On Fri, May 22, 2009 at 12:53:02PM -0400, James Carlson wrote:
> Jonathan Adams writes:
> > On Fri, May 22, 2009 at 10:14:01AM -0400, James Carlson wrote:
> > > where session-SAP and discovery-SAP are used to set the SAP values for
> > > sppptun.  The problem described in the original bug report could now
> > > be handled by using:
> > > 
> > >   e1000g0 3c13 3c12
> > 
> > Why are there two SAPs here, but only one on the sppptun command line?
> 
> sppptun plumbs one stream at a time.  PPPoE uses two Ethertypes -- one
> for the 'discovery' traffic, and one for the 'session' traffic.  The
> boot-time /etc/init.d/pppd script invokes sppptun twice for each entry
> in /etc/ppp/pppoe.if -- it plumbs both the 'pppoe' (session) and
> 'pppoed' discovery protocols.
> 
> The packet headers on both types of traffic are exactly the same, and
> the message types used on each are distinct, so they could easily
> share a single Ethertype -- and indeed the kernel module shovels them
> through a single dispatch function -- but since RFC 2516 was developed
> outside the IETF standards process, and was dropped in as an
> "Informational" track document, there are _many_ such oddities with
> it.

**Supplied data**
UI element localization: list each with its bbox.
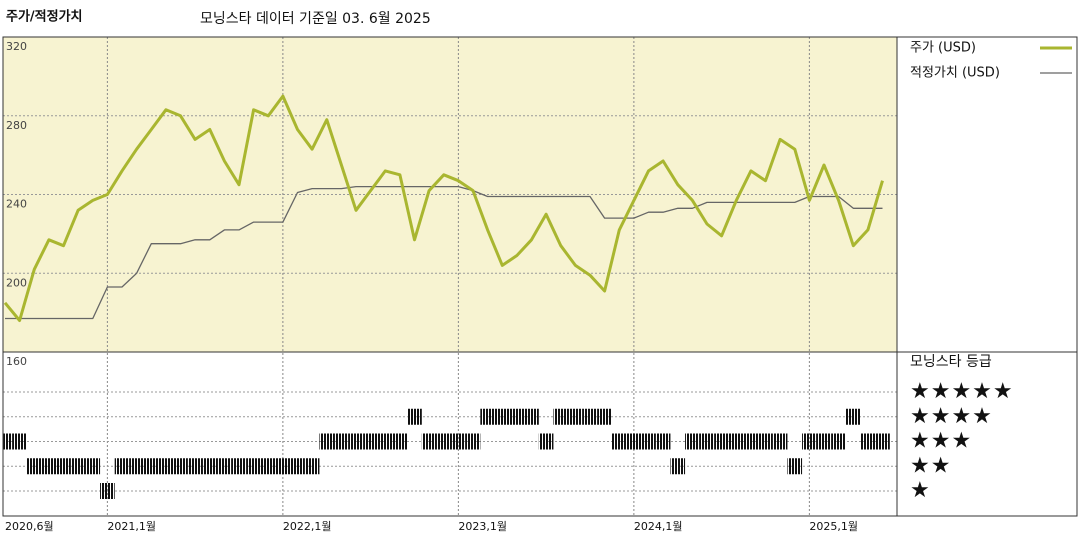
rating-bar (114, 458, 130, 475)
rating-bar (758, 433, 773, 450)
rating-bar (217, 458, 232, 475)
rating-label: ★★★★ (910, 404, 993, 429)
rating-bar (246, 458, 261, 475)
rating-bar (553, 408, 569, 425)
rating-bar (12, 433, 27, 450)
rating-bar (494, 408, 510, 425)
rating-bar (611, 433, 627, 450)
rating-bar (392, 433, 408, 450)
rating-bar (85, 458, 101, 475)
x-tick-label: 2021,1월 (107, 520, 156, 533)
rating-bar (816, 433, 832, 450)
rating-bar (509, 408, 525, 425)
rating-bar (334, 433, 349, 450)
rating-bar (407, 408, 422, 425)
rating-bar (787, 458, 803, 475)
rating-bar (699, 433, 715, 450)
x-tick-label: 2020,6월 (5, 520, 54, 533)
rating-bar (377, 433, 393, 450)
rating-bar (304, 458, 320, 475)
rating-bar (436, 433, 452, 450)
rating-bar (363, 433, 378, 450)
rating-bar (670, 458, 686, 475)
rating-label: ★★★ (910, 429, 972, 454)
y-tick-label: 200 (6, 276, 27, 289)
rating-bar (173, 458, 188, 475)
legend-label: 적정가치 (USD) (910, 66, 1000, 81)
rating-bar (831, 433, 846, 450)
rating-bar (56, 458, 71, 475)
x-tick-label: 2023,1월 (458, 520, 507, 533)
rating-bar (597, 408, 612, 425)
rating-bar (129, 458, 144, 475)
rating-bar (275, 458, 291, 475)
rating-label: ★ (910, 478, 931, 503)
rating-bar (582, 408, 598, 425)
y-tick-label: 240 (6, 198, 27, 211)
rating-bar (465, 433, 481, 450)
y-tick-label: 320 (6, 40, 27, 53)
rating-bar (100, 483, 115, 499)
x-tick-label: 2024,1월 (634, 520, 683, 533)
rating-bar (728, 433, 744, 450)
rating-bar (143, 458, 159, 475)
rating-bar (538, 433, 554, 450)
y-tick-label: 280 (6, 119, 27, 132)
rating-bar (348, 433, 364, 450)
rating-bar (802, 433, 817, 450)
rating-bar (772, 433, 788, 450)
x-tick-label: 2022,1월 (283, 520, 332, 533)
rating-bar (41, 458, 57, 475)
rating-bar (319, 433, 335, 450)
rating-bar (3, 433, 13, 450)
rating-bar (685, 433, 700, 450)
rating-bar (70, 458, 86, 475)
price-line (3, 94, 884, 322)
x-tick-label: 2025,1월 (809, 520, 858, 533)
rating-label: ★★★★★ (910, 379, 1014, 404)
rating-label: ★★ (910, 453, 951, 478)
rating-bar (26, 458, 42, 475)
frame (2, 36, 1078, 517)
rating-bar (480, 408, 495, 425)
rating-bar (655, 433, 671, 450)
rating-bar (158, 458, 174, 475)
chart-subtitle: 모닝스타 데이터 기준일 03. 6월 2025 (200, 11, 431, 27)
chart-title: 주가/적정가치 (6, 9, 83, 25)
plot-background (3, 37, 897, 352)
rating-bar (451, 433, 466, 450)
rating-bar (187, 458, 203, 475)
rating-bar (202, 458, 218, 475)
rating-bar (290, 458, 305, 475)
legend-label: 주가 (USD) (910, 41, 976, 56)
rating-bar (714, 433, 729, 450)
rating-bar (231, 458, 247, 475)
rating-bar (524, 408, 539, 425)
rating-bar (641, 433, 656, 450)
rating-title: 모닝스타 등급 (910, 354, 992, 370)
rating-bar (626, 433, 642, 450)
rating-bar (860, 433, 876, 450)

**Problems to work on**
A) Print the passage of the sppptun email that opens with the words containing "On Fri, May 22, 2009 at 12:53:02PM" and closes with "sppptun command line?".
B) In the sppptun email, how many Ethertypes does PPPoE use, and for what kinds of traffic?
C) Finish out the next part of the sppptun email, starting after its last sentence.
The items aren't needed for anything here.

**Answers per task**
A)
On Fri, May 22, 2009 at 12:53:02PM -0400, James Carlson wrote:
> Jonathan Adams writes:
> > On Fri, May 22, 2009 at 10:14:01AM -0400, James Carlson wrote:
> > > where session-SAP and discovery-SAP are used to set the SAP values for
> > > sppptun.  The problem described in the original bug report could now
> > > be handled by using:
> > > 
> > >   e1000g0 3c13 3c12
> > 
> > Why are there two SAPs here, but only one on the sppptun command line?

B) Two: one for discovery traffic and one for session traffic.

C)
> 
> Doing just one stream at a time is for simplicity of design for
> sppptun, which is rarely used directly by users, and which (at least
> in theory) could be used in some cases for plumbing only one type of
> message.  For example, you could just plumb the 'pppoed' discovery
> stream, if you wanted to use /usr/lib/inet/pppoec -i to check for
> servers without actually running any traffic.  (An NWAM-like automatic
> configuration mechanism might do this.)
> 
> At the time I designed it, sppptun was going to serve for more than
> just PPPoE, but those follow-on projects were never funded.  Doing one
> plumb at a time is part of that modular design.

Makes sense.  Thanks.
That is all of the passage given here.